» THE EXERCISE:
All of the data below should be written out exactly.

» EXCERPTED RECORDS:
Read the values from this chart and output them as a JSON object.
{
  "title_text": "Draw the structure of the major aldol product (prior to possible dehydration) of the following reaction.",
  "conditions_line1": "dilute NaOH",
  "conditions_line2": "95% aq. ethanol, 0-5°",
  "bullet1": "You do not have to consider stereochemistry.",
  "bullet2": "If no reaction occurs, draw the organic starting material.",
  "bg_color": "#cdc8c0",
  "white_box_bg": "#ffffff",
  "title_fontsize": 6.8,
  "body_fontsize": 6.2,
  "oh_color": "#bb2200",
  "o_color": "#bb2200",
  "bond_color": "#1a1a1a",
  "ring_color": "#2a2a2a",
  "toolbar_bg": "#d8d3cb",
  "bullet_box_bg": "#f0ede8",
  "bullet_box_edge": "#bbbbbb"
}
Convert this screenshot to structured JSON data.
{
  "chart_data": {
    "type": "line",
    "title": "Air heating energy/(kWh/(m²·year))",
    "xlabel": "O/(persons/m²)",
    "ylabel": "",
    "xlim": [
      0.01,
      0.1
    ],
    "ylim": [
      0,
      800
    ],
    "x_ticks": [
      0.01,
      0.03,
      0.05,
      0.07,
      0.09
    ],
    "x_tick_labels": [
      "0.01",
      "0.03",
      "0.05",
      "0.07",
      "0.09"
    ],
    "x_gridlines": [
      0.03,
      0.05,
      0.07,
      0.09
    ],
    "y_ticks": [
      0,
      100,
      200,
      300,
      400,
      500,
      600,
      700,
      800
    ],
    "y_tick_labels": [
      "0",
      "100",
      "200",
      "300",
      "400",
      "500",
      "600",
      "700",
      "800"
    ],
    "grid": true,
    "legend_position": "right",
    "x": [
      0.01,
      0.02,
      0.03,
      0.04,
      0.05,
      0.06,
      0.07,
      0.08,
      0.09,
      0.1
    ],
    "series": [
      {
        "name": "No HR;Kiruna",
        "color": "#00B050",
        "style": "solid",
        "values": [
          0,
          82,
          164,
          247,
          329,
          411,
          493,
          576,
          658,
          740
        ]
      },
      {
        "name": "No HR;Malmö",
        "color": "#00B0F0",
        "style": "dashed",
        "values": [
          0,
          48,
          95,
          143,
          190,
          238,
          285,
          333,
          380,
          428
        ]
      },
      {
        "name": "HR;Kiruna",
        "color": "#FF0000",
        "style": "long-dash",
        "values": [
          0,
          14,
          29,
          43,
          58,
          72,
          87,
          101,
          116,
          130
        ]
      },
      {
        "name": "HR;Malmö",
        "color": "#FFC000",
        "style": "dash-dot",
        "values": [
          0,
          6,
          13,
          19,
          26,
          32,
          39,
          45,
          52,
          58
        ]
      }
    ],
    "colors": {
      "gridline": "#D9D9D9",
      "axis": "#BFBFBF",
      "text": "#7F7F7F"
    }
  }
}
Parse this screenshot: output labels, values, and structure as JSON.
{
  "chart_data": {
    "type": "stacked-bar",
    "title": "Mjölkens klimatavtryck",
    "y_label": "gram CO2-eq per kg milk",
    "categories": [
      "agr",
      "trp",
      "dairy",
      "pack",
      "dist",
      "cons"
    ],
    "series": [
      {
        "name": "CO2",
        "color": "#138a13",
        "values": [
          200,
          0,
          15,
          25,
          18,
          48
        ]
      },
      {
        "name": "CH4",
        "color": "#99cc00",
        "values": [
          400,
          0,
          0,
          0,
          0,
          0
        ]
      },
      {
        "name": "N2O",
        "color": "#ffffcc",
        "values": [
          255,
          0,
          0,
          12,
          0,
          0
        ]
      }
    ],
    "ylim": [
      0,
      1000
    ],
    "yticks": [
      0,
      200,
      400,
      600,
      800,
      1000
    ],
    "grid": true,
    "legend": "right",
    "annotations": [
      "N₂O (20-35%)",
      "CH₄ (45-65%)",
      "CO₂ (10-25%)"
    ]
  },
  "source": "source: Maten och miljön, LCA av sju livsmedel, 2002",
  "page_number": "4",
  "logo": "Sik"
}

» RESPONSE:
Read the values from this chart and output them as a JSON object.
{
  "title_text": "Draw the structure of the major aldol product (prior to possible dehydration) of the following reaction.",
  "conditions_line1": "dilute NaOH",
  "conditions_line2": "95% aq. ethanol, 0-5°",
  "bullet1": "You do not have to consider stereochemistry.",
  "bullet2": "If no reaction occurs, draw the organic starting material.",
  "bg_color": "#cdc8c0",
  "white_box_bg": "#ffffff",
  "title_fontsize": 6.8,
  "body_fontsize": 6.2,
  "oh_color": "#bb2200",
  "o_color": "#bb2200",
  "bond_color": "#1a1a1a",
  "ring_color": "#2a2a2a",
  "toolbar_bg": "#d8d3cb",
  "bullet_box_bg": "#f0ede8",
  "bullet_box_edge": "#bbbbbb"
}
Convert this screenshot to structured JSON data.
{
  "chart_data": {
    "type": "line",
    "title": "Air heating energy/(kWh/(m²·year))",
    "xlabel": "O/(persons/m²)",
    "ylabel": "",
    "xlim": [
      0.01,
      0.1
    ],
    "ylim": [
      0,
      800
    ],
    "x_ticks": [
      0.01,
      0.03,
      0.05,
      0.07,
      0.09
    ],
    "x_tick_labels": [
      "0.01",
      "0.03",
      "0.05",
      "0.07",
      "0.09"
    ],
    "x_gridlines": [
      0.03,
      0.05,
      0.07,
      0.09
    ],
    "y_ticks": [
      0,
      100,
      200,
      300,
      400,
      500,
      600,
      700,
      800
    ],
    "y_tick_labels": [
      "0",
      "100",
      "200",
      "300",
      "400",
      "500",
      "600",
      "700",
      "800"
    ],
    "grid": true,
    "legend_position": "right",
    "x": [
      0.01,
      0.02,
      0.03,
      0.04,
      0.05,
      0.06,
      0.07,
      0.08,
      0.09,
      0.1
    ],
    "series": [
      {
        "name": "No HR;Kiruna",
        "color": "#00B050",
        "style": "solid",
        "values": [
          0,
          82,
          164,
          247,
          329,
          411,
          493,
          576,
          658,
          740
        ]
      },
      {
        "name": "No HR;Malmö",
        "color": "#00B0F0",
        "style": "dashed",
        "values": [
          0,
          48,
          95,
          143,
          190,
          238,
          285,
          333,
          380,
          428
        ]
      },
      {
        "name": "HR;Kiruna",
        "color": "#FF0000",
        "style": "long-dash",
        "values": [
          0,
          14,
          29,
          43,
          58,
          72,
          87,
          101,
          116,
          130
        ]
      },
      {
        "name": "HR;Malmö",
        "color": "#FFC000",
        "style": "dash-dot",
        "values": [
          0,
          6,
          13,
          19,
          26,
          32,
          39,
          45,
          52,
          58
        ]
      }
    ],
    "colors": {
      "gridline": "#D9D9D9",
      "axis": "#BFBFBF",
      "text": "#7F7F7F"
    }
  }
}
Parse this screenshot: output labels, values, and structure as JSON.
{
  "chart_data": {
    "type": "stacked-bar",
    "title": "Mjölkens klimatavtryck",
    "y_label": "gram CO2-eq per kg milk",
    "categories": [
      "agr",
      "trp",
      "dairy",
      "pack",
      "dist",
      "cons"
    ],
    "series": [
      {
        "name": "CO2",
        "color": "#138a13",
        "values": [
          200,
          0,
          15,
          25,
          18,
          48
        ]
      },
      {
        "name": "CH4",
        "color": "#99cc00",
        "values": [
          400,
          0,
          0,
          0,
          0,
          0
        ]
      },
      {
        "name": "N2O",
        "color": "#ffffcc",
        "values": [
          255,
          0,
          0,
          12,
          0,
          0
        ]
      }
    ],
    "ylim": [
      0,
      1000
    ],
    "yticks": [
      0,
      200,
      400,
      600,
      800,
      1000
    ],
    "grid": true,
    "legend": "right",
    "annotations": [
      "N₂O (20-35%)",
      "CH₄ (45-65%)",
      "CO₂ (10-25%)"
    ]
  },
  "source": "source: Maten och miljön, LCA av sju livsmedel, 2002",
  "page_number": "4",
  "logo": "Sik"
}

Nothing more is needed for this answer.